Objectifs:
a. Recopiez le passage du texte sur Miroslav Tichy compris entre "La seconde qui" et "pieds de l’auteur!", bornes incluses.
b. Traduisez en anglais cette phrase du texte sur Miroslav Tichy : « L’histoire de la reconnaissance esthétique de sa création est à cet égard éloquente. »
c. Prolongez le texte consacré à Miroslav Tichy à la suite de sa dernière phrase.

Extrait choisi:
○ ○ ○ ○

Miroslav Tichy est moins pervers par le caractère explicitement voyeur de son œuvre consacrée essentiellement aux photos de femmes, que par sa manière de pervertir les frontières convenues de l’art actuel.
L’histoire de la reconnaissance esthétique de sa création est à cet égard éloquente. D’abord, classé dans l’art brut, son travail sera réinséré avec succès dans le champ de l’art contemporain. L’œuvre comporte effectivement des traits communs avec l’art contemporain dans la mesure où elle s’articule autour de plusieurs thématiques.
La première est celle du marcheur dans la ville, du flâneur, lointain écho de Baudelaire et de Walter Benjamin, mais proximité aussi avec la Street Photography, Gary Winogrand ou Joan Colom.
La seconde qui la rend si actuelle et urgente, c’est ce goût du travail mal fait, de la photographie imparfaite (on pense à Sigmar Polke).
Les douze clichés noir et blanc de petit format, sans titre, présentent de fait une photographie brute, mal découpée; souvent floue, surexposée ou sous exposée, tachée de bromures, craquelée, etc. Photos mangées par les souris, dit-on; portant parfois les traces des pieds de l’auteur!

○ ○ ○ ○

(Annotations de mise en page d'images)

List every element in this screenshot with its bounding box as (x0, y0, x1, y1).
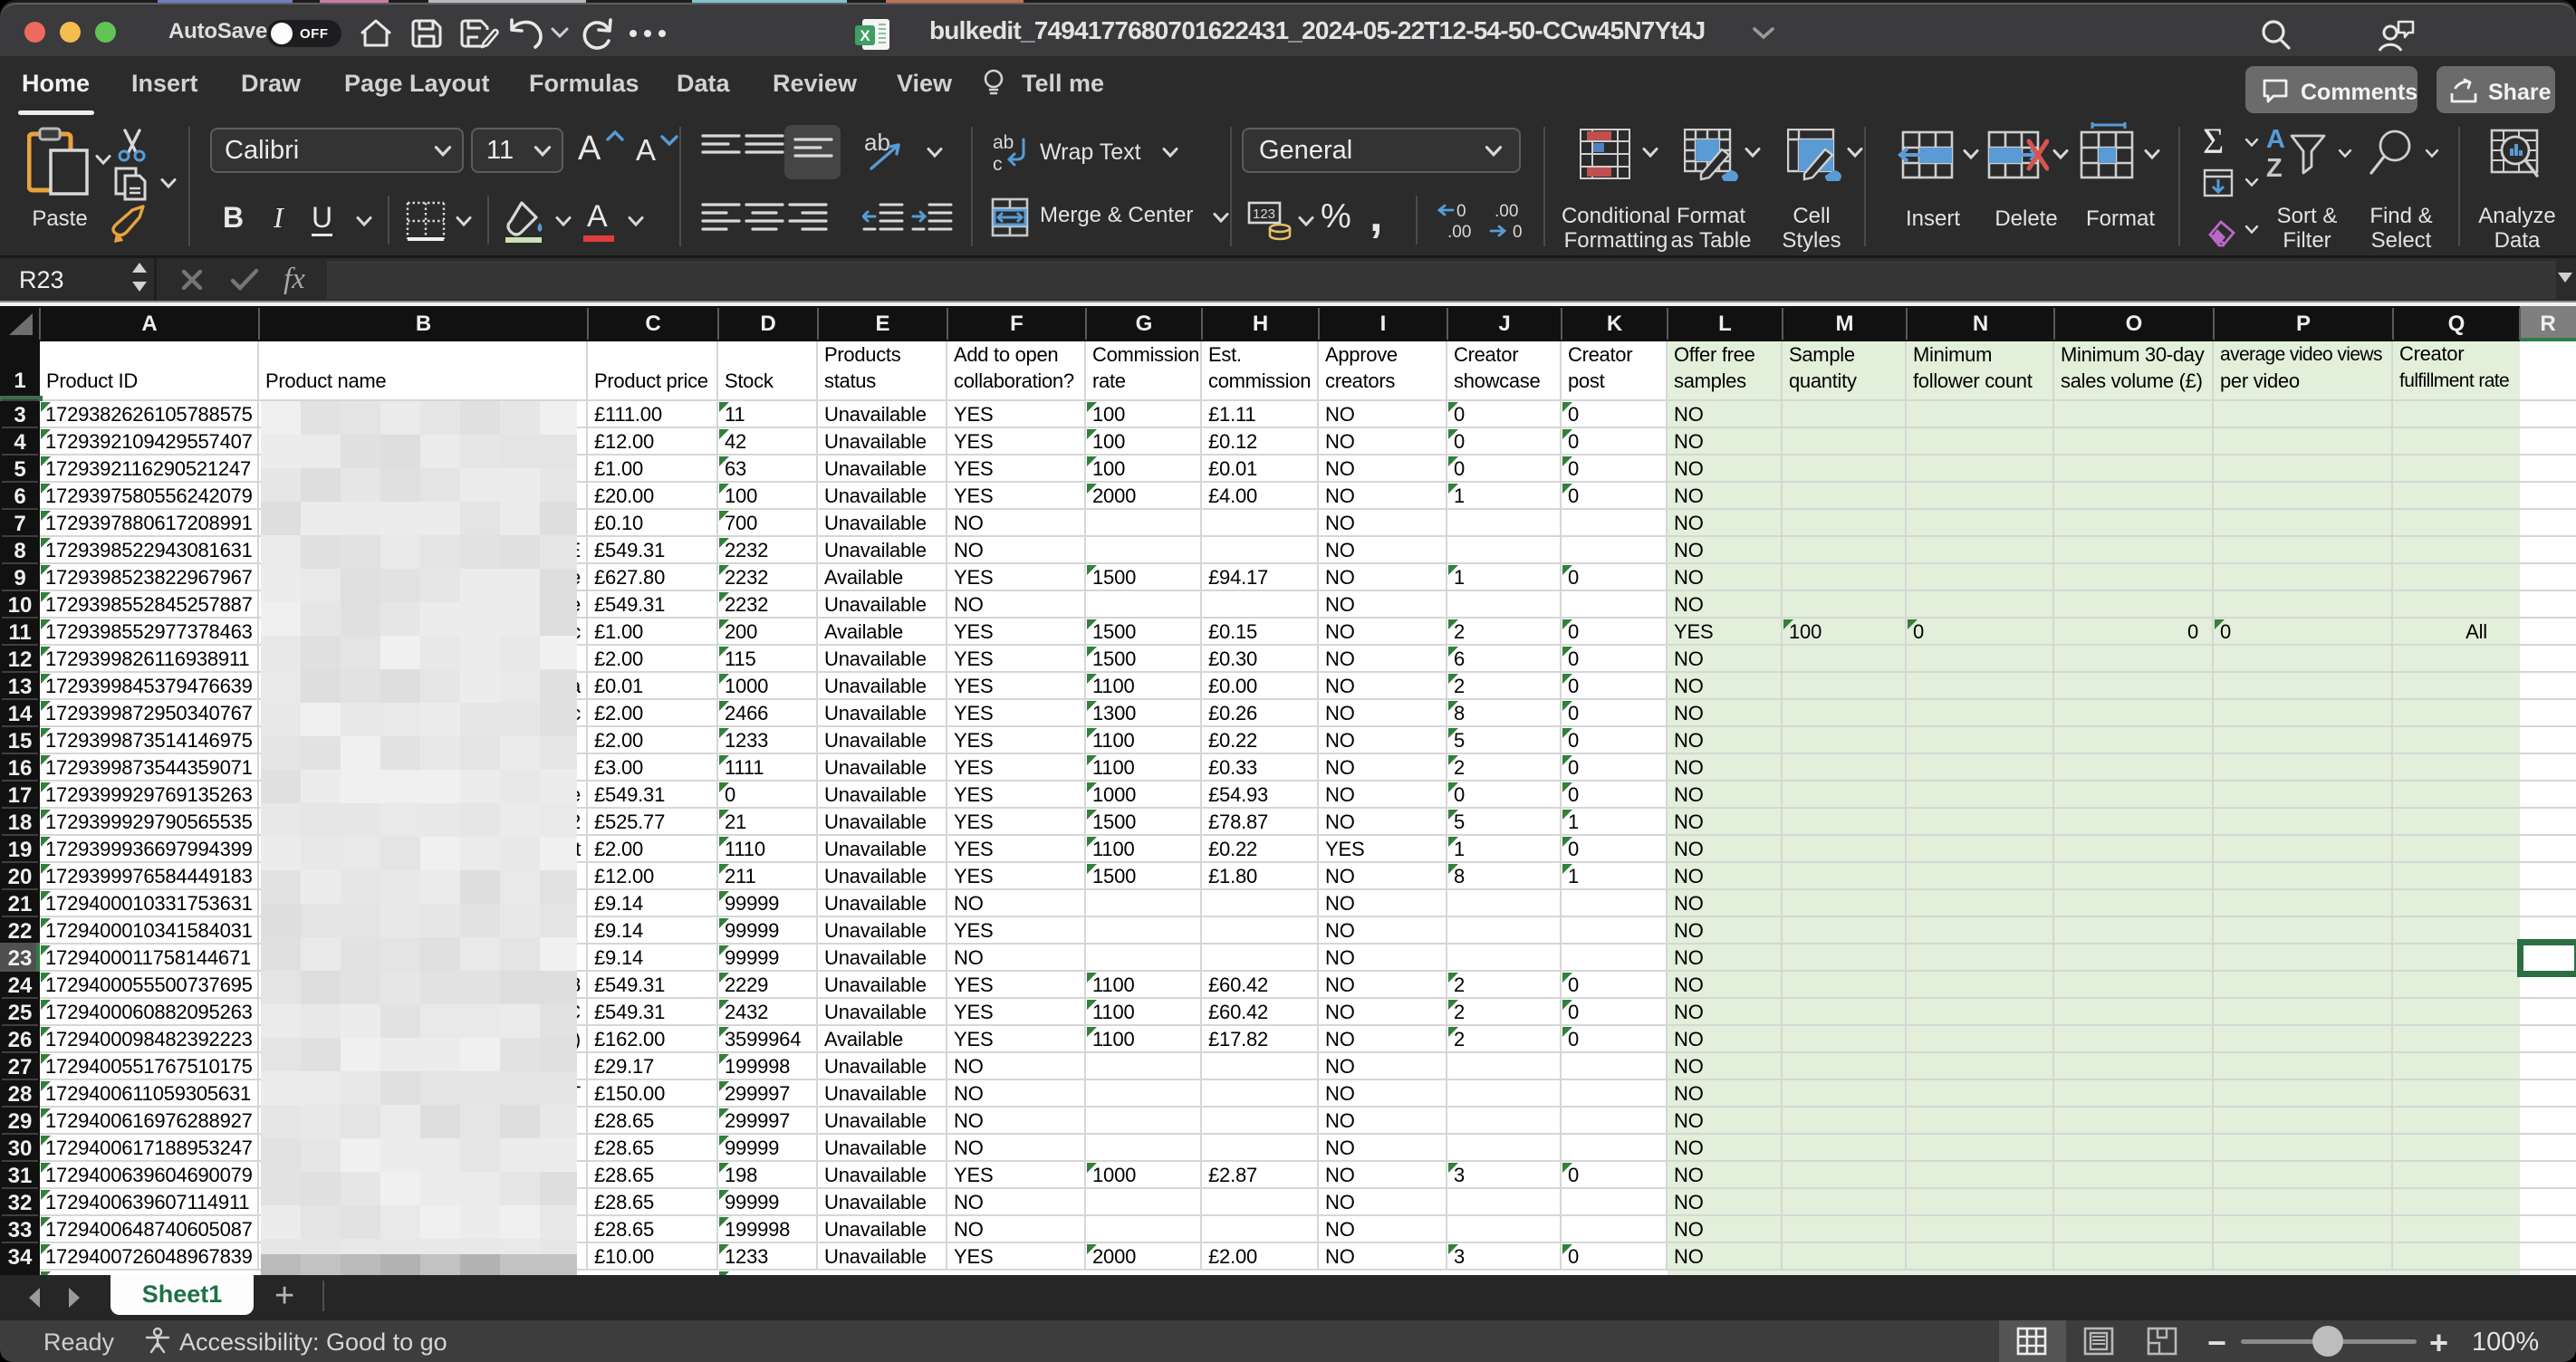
svg-text:123: 123 (1253, 206, 1275, 222)
svg-text:0: 0 (1513, 223, 1523, 241)
svg-text:ab: ab (864, 129, 890, 156)
svg-text:0: 0 (1456, 202, 1466, 221)
svg-text:c: c (993, 154, 1003, 174)
svg-text:.00: .00 (1495, 202, 1518, 221)
svg-text:ab: ab (993, 132, 1014, 153)
svg-text:.00: .00 (1447, 223, 1471, 241)
svg-text:X: X (860, 27, 870, 44)
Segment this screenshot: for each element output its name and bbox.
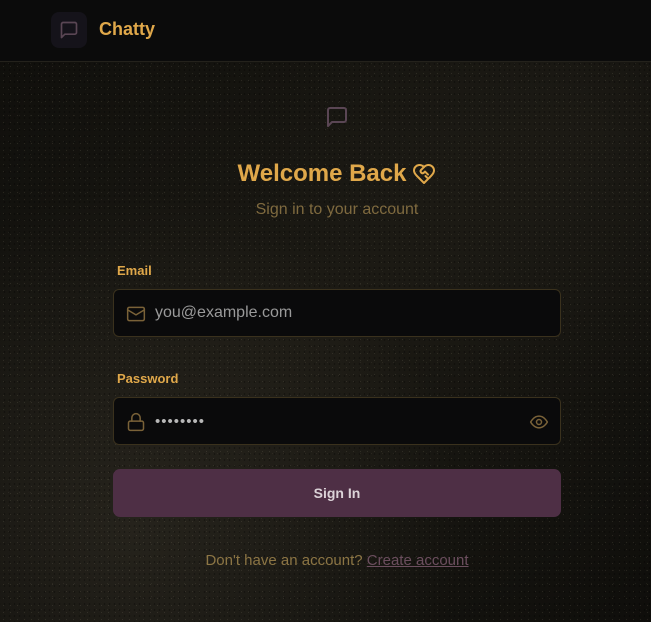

○ ○ ○ ○

Corrigé de l'exercice:
a.
La seconde qui la rend si actuelle et urgente, c’est ce goût du travail mal fait, de la photographie imparfaite (on pense à Sigmar Polke).
Les douze clichés noir et blanc de petit format, sans titre, présentent de fait une photographie brute, mal découpée; souvent floue, surexposée ou sous exposée, tachée de bromures, craquelée, etc. Photos mangées par les souris, dit-on; portant parfois les traces des pieds de l’auteur!

b. The history of the aesthetic recognition of his work is telling in this respect.

c.
Ces défauts, ces lacunes assumées, leur donnent pourtant une étrange et douce poésie. Les femmes entrevues prennent la forme d’ombres spectrales, évanescentes. Et, l’esthétique rétro d’un sépia ou d’un noir et blanc délavé participent de la beauté plastique de ses clichés.
L’une des photos présente deux jeunes femmes allongées sur une pelouse. Elle est encadrée d’un passe-partout coloré, et le cadre lui-même est redessiné au crayon. Un autre cliché montre une femme poussant un landau. On pense à De Sica, Kusturica ou Céline: «Ce sont les pauvre de partout»! Bref, les femmes de Miroslav Tichy ne jouent pas des starlettes, elles travaillent à l’usine comme aurait pu chanter Ferrat !
Miroslav Tichy prend ainsi à rebours cette quête de la perfection absolue qui envahit le champ de la photographie à l’ère du numérique, avec cette obsession du lisse dont on sait les ravages dans le domaine de l’imagerie publicitaire notamment avec son cortège de «corps formatés, ses poses et ses expressions convenues et vides» (voir l’édito n°305 d’André Rouillé). En compensant sa chasteté sexuelle par un voyeurisme naïf (qui ne verse pourtant jamais dans l’obscénité ou le mauvais goût), Miroslav Tichy propose donc une représentation érotique de la femme qui questionne à sa manière l’omniprésence des images du corps des femmes dans nos sociétés.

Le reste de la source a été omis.